● **What this task involves**
Gather every line in the records below that contains the word "blown".

───

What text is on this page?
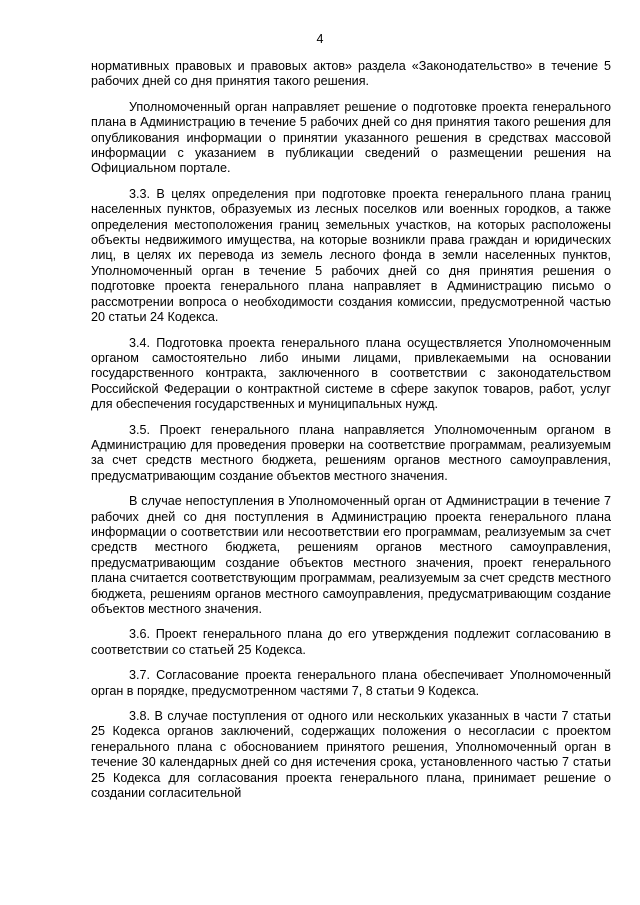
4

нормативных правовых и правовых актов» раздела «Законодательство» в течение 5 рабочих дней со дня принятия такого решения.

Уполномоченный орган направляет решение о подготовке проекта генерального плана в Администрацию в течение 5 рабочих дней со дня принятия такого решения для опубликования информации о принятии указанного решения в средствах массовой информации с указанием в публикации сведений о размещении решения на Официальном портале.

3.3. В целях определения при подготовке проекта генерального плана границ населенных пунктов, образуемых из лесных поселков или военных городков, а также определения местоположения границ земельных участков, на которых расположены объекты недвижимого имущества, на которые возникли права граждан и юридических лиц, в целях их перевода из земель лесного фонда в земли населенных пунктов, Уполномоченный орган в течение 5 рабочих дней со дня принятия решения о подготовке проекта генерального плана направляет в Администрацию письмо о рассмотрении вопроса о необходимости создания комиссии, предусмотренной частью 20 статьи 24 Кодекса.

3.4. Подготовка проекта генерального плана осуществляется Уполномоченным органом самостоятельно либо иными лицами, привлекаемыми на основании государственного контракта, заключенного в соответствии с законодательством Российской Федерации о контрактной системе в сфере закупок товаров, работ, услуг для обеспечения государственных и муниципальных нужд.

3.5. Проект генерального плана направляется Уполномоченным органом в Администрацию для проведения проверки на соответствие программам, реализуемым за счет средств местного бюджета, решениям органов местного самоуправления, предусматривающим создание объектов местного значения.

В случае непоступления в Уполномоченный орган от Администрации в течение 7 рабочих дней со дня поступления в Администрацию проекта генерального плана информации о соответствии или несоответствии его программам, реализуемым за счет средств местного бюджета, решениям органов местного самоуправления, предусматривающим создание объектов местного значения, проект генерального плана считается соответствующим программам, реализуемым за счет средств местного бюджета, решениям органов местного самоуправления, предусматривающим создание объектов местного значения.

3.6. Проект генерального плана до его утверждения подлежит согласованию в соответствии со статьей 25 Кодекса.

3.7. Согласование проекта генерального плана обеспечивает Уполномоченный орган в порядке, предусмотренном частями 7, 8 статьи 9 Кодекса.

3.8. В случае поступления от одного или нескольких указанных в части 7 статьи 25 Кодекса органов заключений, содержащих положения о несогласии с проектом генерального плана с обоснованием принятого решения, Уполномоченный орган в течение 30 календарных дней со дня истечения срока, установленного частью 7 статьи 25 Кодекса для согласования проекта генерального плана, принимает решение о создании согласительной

───

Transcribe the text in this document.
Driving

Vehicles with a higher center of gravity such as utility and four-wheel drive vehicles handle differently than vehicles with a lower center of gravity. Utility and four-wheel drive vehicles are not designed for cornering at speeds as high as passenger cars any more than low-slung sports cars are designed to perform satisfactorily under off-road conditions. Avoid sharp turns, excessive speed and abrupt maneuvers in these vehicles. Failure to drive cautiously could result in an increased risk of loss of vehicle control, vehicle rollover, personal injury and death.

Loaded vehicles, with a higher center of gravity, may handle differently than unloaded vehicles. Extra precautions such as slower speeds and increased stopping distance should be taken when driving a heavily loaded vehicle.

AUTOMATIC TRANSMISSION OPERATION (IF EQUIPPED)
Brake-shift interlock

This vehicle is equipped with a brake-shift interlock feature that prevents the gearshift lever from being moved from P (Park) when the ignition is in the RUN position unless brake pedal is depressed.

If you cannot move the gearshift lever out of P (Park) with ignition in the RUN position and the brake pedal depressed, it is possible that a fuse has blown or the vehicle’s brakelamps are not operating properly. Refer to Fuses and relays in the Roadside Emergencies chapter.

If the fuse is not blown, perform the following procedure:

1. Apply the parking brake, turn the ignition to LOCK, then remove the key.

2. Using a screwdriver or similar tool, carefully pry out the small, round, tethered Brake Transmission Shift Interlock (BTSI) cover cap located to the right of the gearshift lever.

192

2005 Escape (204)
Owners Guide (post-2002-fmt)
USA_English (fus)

───

● **Solution to this problem**
If you cannot move the gearshift lever out of P (Park) with ignition in the RUN position and the brake pedal depressed, it is possible that a fuse has blown or the vehicle’s brakelamps are not operating properly. Refer to Fuses and relays in the Roadside Emergencies chapter.
If the fuse is not blown, perform the following procedure:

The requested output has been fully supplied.